### PROBLEM TO WORK ON
Return the listing below verbatim. Pictures do not belong in the copy.

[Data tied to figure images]

══════════════════════════════

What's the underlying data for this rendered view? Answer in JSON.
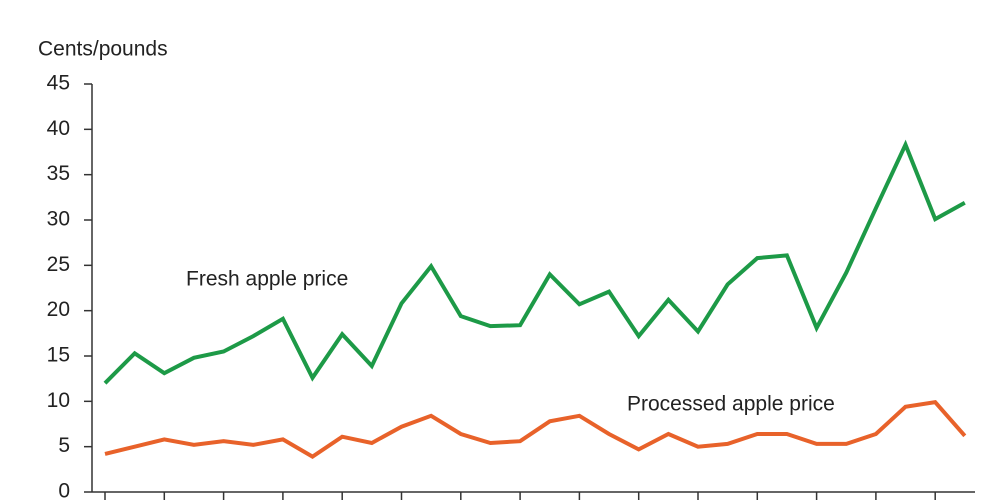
{
  "chart_data": {
    "type": "line",
    "y_label": "Cents/pounds",
    "categories": [
      null,
      null,
      null,
      null,
      null,
      null,
      null,
      null,
      null,
      null,
      null,
      null,
      null,
      null,
      null,
      null,
      null,
      null,
      null,
      null,
      null,
      null,
      null,
      null,
      null,
      null,
      null,
      null,
      null,
      null
    ],
    "series": [
      {
        "name": "Fresh apple price",
        "color": "#1d9a47",
        "values": [
          12,
          15.3,
          13.1,
          14.8,
          15.5,
          17.2,
          19.1,
          12.6,
          17.4,
          13.9,
          20.8,
          24.9,
          19.4,
          18.3,
          18.4,
          24,
          20.7,
          22.1,
          17.2,
          21.2,
          17.7,
          22.9,
          25.8,
          26.1,
          18.1,
          24.2,
          31.3,
          38.3,
          30.1,
          31.9
        ]
      },
      {
        "name": "Processed apple price",
        "color": "#e8622a",
        "values": [
          4.2,
          5.0,
          5.8,
          5.2,
          5.6,
          5.2,
          5.8,
          3.9,
          6.1,
          5.4,
          7.2,
          8.4,
          6.4,
          5.4,
          5.6,
          7.8,
          8.4,
          6.4,
          4.7,
          6.4,
          5.0,
          5.3,
          6.4,
          6.4,
          5.3,
          5.3,
          6.4,
          9.4,
          9.9,
          6.2
        ]
      }
    ],
    "ylim": [
      0,
      45
    ],
    "yticks": [
      0,
      5,
      10,
      15,
      20,
      25,
      30,
      35,
      40,
      45
    ],
    "grid": false
  }
}
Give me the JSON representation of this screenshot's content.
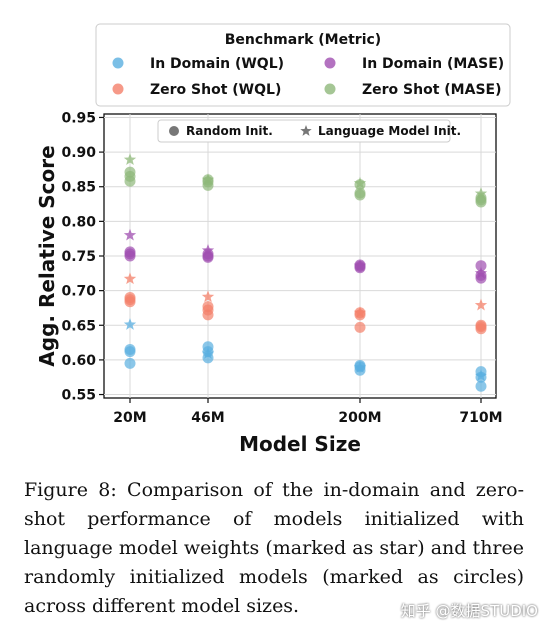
{
  "chart_data": {
    "type": "scatter",
    "xlabel": "Model Size",
    "ylabel": "Agg. Relative Score",
    "categories": [
      "20M",
      "46M",
      "200M",
      "710M"
    ],
    "yticks": [
      0.55,
      0.6,
      0.65,
      0.7,
      0.75,
      0.8,
      0.85,
      0.9,
      0.95
    ],
    "ylim": [
      0.545,
      0.955
    ],
    "grid": true,
    "legend": {
      "title": "Benchmark (Metric)",
      "placement": "top",
      "entries": [
        {
          "label": "In Domain (WQL)",
          "color": "#5aafe0"
        },
        {
          "label": "In Domain (MASE)",
          "color": "#a04fb0"
        },
        {
          "label": "Zero Shot (WQL)",
          "color": "#f4806a"
        },
        {
          "label": "Zero Shot (MASE)",
          "color": "#8fb87a"
        }
      ]
    },
    "marker_legend": {
      "placement": "top",
      "entries": [
        {
          "label": "Random Init.",
          "marker": "circle"
        },
        {
          "label": "Language Model Init.",
          "marker": "star"
        }
      ]
    },
    "series": [
      {
        "benchmark": "In Domain (WQL)",
        "marker": "circle",
        "color": "#5aafe0",
        "points": {
          "20M": [
            0.595,
            0.612,
            0.615
          ],
          "46M": [
            0.603,
            0.612,
            0.619
          ],
          "200M": [
            0.585,
            0.59,
            0.592
          ],
          "710M": [
            0.562,
            0.575,
            0.583
          ]
        }
      },
      {
        "benchmark": "In Domain (WQL)",
        "marker": "star",
        "color": "#5aafe0",
        "points": {
          "20M": [
            0.651
          ],
          "46M": [
            0.609
          ],
          "200M": [
            0.589
          ],
          "710M": [
            0.577
          ]
        }
      },
      {
        "benchmark": "In Domain (MASE)",
        "marker": "circle",
        "color": "#a04fb0",
        "points": {
          "20M": [
            0.75,
            0.753,
            0.756
          ],
          "46M": [
            0.748,
            0.75,
            0.753
          ],
          "200M": [
            0.733,
            0.735,
            0.737
          ],
          "710M": [
            0.718,
            0.722,
            0.736
          ]
        }
      },
      {
        "benchmark": "In Domain (MASE)",
        "marker": "star",
        "color": "#a04fb0",
        "points": {
          "20M": [
            0.78
          ],
          "46M": [
            0.758
          ],
          "200M": [
            0.736
          ],
          "710M": [
            0.725
          ]
        }
      },
      {
        "benchmark": "Zero Shot (WQL)",
        "marker": "circle",
        "color": "#f4806a",
        "points": {
          "20M": [
            0.684,
            0.687,
            0.69
          ],
          "46M": [
            0.665,
            0.672,
            0.677
          ],
          "200M": [
            0.647,
            0.665,
            0.668
          ],
          "710M": [
            0.645,
            0.648,
            0.65
          ]
        }
      },
      {
        "benchmark": "Zero Shot (WQL)",
        "marker": "star",
        "color": "#f4806a",
        "points": {
          "20M": [
            0.717
          ],
          "46M": [
            0.691
          ],
          "200M": [
            0.668
          ],
          "710M": [
            0.679
          ]
        }
      },
      {
        "benchmark": "Zero Shot (MASE)",
        "marker": "circle",
        "color": "#8fb87a",
        "points": {
          "20M": [
            0.858,
            0.865,
            0.871
          ],
          "46M": [
            0.852,
            0.857,
            0.86
          ],
          "200M": [
            0.838,
            0.841,
            0.853
          ],
          "710M": [
            0.828,
            0.831,
            0.834
          ]
        }
      },
      {
        "benchmark": "Zero Shot (MASE)",
        "marker": "star",
        "color": "#8fb87a",
        "points": {
          "20M": [
            0.889
          ],
          "46M": [
            0.86
          ],
          "200M": [
            0.855
          ],
          "710M": [
            0.84
          ]
        }
      }
    ]
  },
  "caption": "Figure 8:  Comparison of the in-domain and zero-shot performance of models initialized with language model weights (marked as star) and three randomly initialized models (marked as circles) across different model sizes.",
  "watermark": "知乎 @数据STUDIO"
}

══════════════════════════════

### ANSWER BELOW
What's the underlying data for this rendered view? Answer in JSON.
{
  "chart_data": {
    "type": "line",
    "y_label": "Cents/pounds",
    "categories": [
      null,
      null,
      null,
      null,
      null,
      null,
      null,
      null,
      null,
      null,
      null,
      null,
      null,
      null,
      null,
      null,
      null,
      null,
      null,
      null,
      null,
      null,
      null,
      null,
      null,
      null,
      null,
      null,
      null,
      null
    ],
    "series": [
      {
        "name": "Fresh apple price",
        "color": "#1d9a47",
        "values": [
          12,
          15.3,
          13.1,
          14.8,
          15.5,
          17.2,
          19.1,
          12.6,
          17.4,
          13.9,
          20.8,
          24.9,
          19.4,
          18.3,
          18.4,
          24,
          20.7,
          22.1,
          17.2,
          21.2,
          17.7,
          22.9,
          25.8,
          26.1,
          18.1,
          24.2,
          31.3,
          38.3,
          30.1,
          31.9
        ]
      },
      {
        "name": "Processed apple price",
        "color": "#e8622a",
        "values": [
          4.2,
          5.0,
          5.8,
          5.2,
          5.6,
          5.2,
          5.8,
          3.9,
          6.1,
          5.4,
          7.2,
          8.4,
          6.4,
          5.4,
          5.6,
          7.8,
          8.4,
          6.4,
          4.7,
          6.4,
          5.0,
          5.3,
          6.4,
          6.4,
          5.3,
          5.3,
          6.4,
          9.4,
          9.9,
          6.2
        ]
      }
    ],
    "ylim": [
      0,
      45
    ],
    "yticks": [
      0,
      5,
      10,
      15,
      20,
      25,
      30,
      35,
      40,
      45
    ],
    "grid": false
  }
}
Give me the JSON representation of this screenshot's content.
{
  "chart_data": {
    "type": "scatter",
    "xlabel": "Model Size",
    "ylabel": "Agg. Relative Score",
    "categories": [
      "20M",
      "46M",
      "200M",
      "710M"
    ],
    "yticks": [
      0.55,
      0.6,
      0.65,
      0.7,
      0.75,
      0.8,
      0.85,
      0.9,
      0.95
    ],
    "ylim": [
      0.545,
      0.955
    ],
    "grid": true,
    "legend": {
      "title": "Benchmark (Metric)",
      "placement": "top",
      "entries": [
        {
          "label": "In Domain (WQL)",
          "color": "#5aafe0"
        },
        {
          "label": "In Domain (MASE)",
          "color": "#a04fb0"
        },
        {
          "label": "Zero Shot (WQL)",
          "color": "#f4806a"
        },
        {
          "label": "Zero Shot (MASE)",
          "color": "#8fb87a"
        }
      ]
    },
    "marker_legend": {
      "placement": "top",
      "entries": [
        {
          "label": "Random Init.",
          "marker": "circle"
        },
        {
          "label": "Language Model Init.",
          "marker": "star"
        }
      ]
    },
    "series": [
      {
        "benchmark": "In Domain (WQL)",
        "marker": "circle",
        "color": "#5aafe0",
        "points": {
          "20M": [
            0.595,
            0.612,
            0.615
          ],
          "46M": [
            0.603,
            0.612,
            0.619
          ],
          "200M": [
            0.585,
            0.59,
            0.592
          ],
          "710M": [
            0.562,
            0.575,
            0.583
          ]
        }
      },
      {
        "benchmark": "In Domain (WQL)",
        "marker": "star",
        "color": "#5aafe0",
        "points": {
          "20M": [
            0.651
          ],
          "46M": [
            0.609
          ],
          "200M": [
            0.589
          ],
          "710M": [
            0.577
          ]
        }
      },
      {
        "benchmark": "In Domain (MASE)",
        "marker": "circle",
        "color": "#a04fb0",
        "points": {
          "20M": [
            0.75,
            0.753,
            0.756
          ],
          "46M": [
            0.748,
            0.75,
            0.753
          ],
          "200M": [
            0.733,
            0.735,
            0.737
          ],
          "710M": [
            0.718,
            0.722,
            0.736
          ]
        }
      },
      {
        "benchmark": "In Domain (MASE)",
        "marker": "star",
        "color": "#a04fb0",
        "points": {
          "20M": [
            0.78
          ],
          "46M": [
            0.758
          ],
          "200M": [
            0.736
          ],
          "710M": [
            0.725
          ]
        }
      },
      {
        "benchmark": "Zero Shot (WQL)",
        "marker": "circle",
        "color": "#f4806a",
        "points": {
          "20M": [
            0.684,
            0.687,
            0.69
          ],
          "46M": [
            0.665,
            0.672,
            0.677
          ],
          "200M": [
            0.647,
            0.665,
            0.668
          ],
          "710M": [
            0.645,
            0.648,
            0.65
          ]
        }
      },
      {
        "benchmark": "Zero Shot (WQL)",
        "marker": "star",
        "color": "#f4806a",
        "points": {
          "20M": [
            0.717
          ],
          "46M": [
            0.691
          ],
          "200M": [
            0.668
          ],
          "710M": [
            0.679
          ]
        }
      },
      {
        "benchmark": "Zero Shot (MASE)",
        "marker": "circle",
        "color": "#8fb87a",
        "points": {
          "20M": [
            0.858,
            0.865,
            0.871
          ],
          "46M": [
            0.852,
            0.857,
            0.86
          ],
          "200M": [
            0.838,
            0.841,
            0.853
          ],
          "710M": [
            0.828,
            0.831,
            0.834
          ]
        }
      },
      {
        "benchmark": "Zero Shot (MASE)",
        "marker": "star",
        "color": "#8fb87a",
        "points": {
          "20M": [
            0.889
          ],
          "46M": [
            0.86
          ],
          "200M": [
            0.855
          ],
          "710M": [
            0.84
          ]
        }
      }
    ]
  },
  "caption": "Figure 8:  Comparison of the in-domain and zero-shot performance of models initialized with language model weights (marked as star) and three randomly initialized models (marked as circles) across different model sizes.",
  "watermark": "知乎 @数据STUDIO"
}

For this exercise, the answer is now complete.